### Supplied information
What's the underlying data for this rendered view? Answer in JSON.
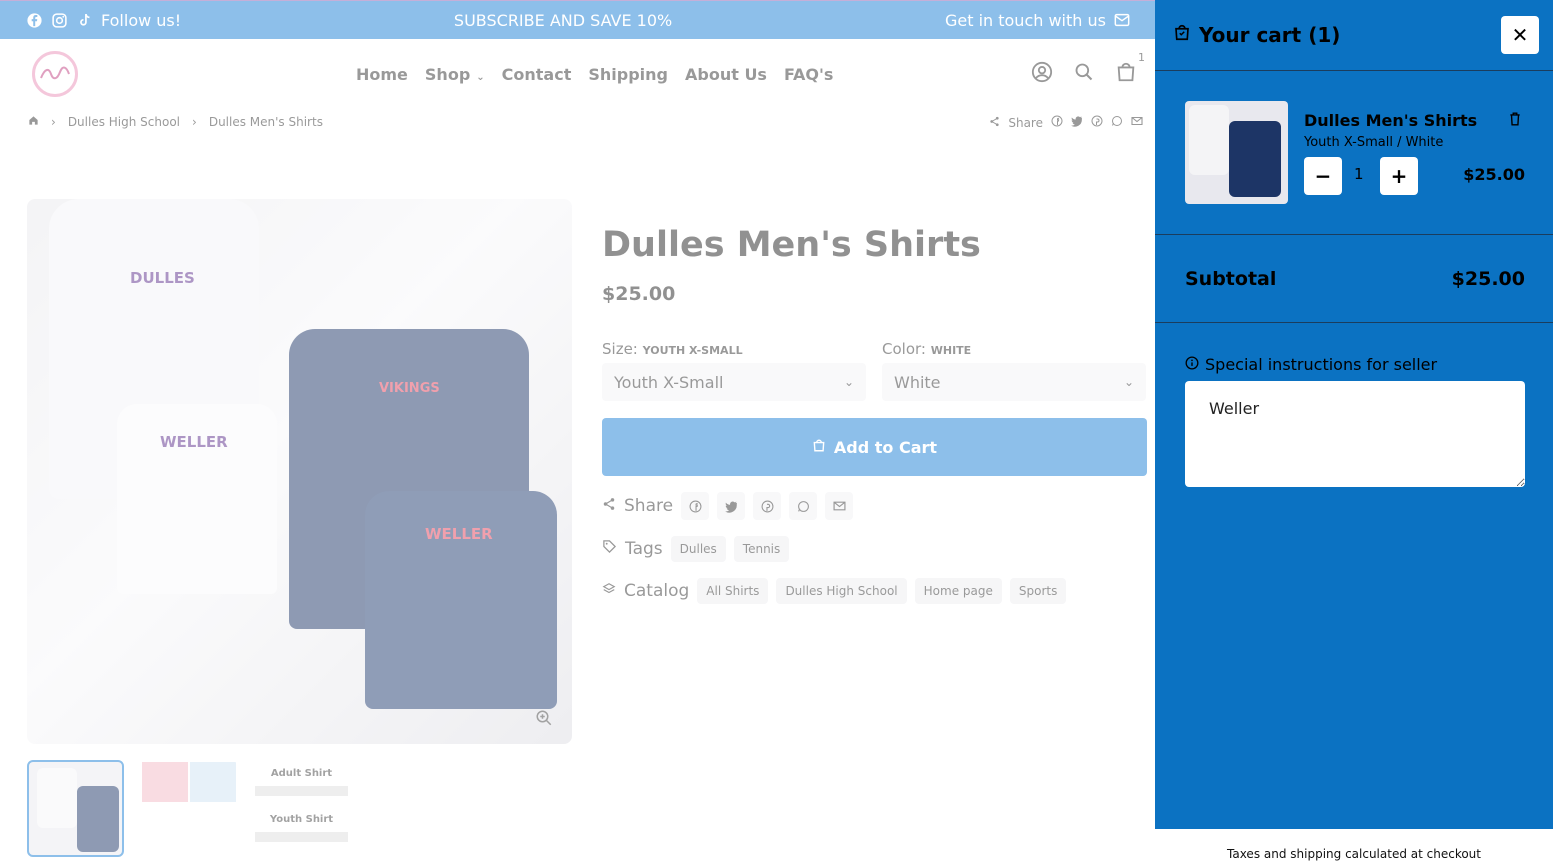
{
  "topbar": {
    "follow": "Follow us!",
    "promo": "SUBSCRIBE AND SAVE 10%",
    "contact": "Get in touch with us"
  },
  "nav": {
    "items": [
      "Home",
      "Shop",
      "Contact",
      "Shipping",
      "About Us",
      "FAQ's"
    ],
    "cart_count": "1"
  },
  "breadcrumb": {
    "items": [
      "Dulles High School",
      "Dulles Men's Shirts"
    ]
  },
  "share_label": "Share",
  "product": {
    "title": "Dulles Men's Shirts",
    "price": "$25.00",
    "size_label": "Size:",
    "size_value_caps": "YOUTH X-SMALL",
    "size_selected": "Youth X-Small",
    "color_label": "Color:",
    "color_value_caps": "WHITE",
    "color_selected": "White",
    "add_to_cart": "Add to Cart",
    "share": "Share",
    "tags_label": "Tags",
    "tags": [
      "Dulles",
      "Tennis"
    ],
    "catalog_label": "Catalog",
    "catalog": [
      "All Shirts",
      "Dulles High School",
      "Home page",
      "Sports"
    ]
  },
  "gallery": {
    "shirt_texts": [
      "DULLES",
      "WELLER",
      "VIKINGS",
      "WELLER"
    ],
    "thumb3_labels": [
      "Adult Shirt",
      "Youth Shirt"
    ]
  },
  "cart": {
    "title": "Your cart (1)",
    "item_name": "Dulles Men's Shirts",
    "item_variant": "Youth X-Small / White",
    "quantity": "1",
    "item_price": "$25.00",
    "subtotal_label": "Subtotal",
    "subtotal_value": "$25.00",
    "instructions_label": "Special instructions for seller",
    "instructions_value": "Weller",
    "footer_note": "Taxes and shipping calculated at checkout"
  },
  "colors": {
    "brand_blue": "#1a7fd4",
    "drawer_blue": "#0b72c2",
    "navy_shirt": "#1d3566"
  }
}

### Required task
Only a number is wanted: how many lines above include "Shirts"?

### Reply to the exercise
4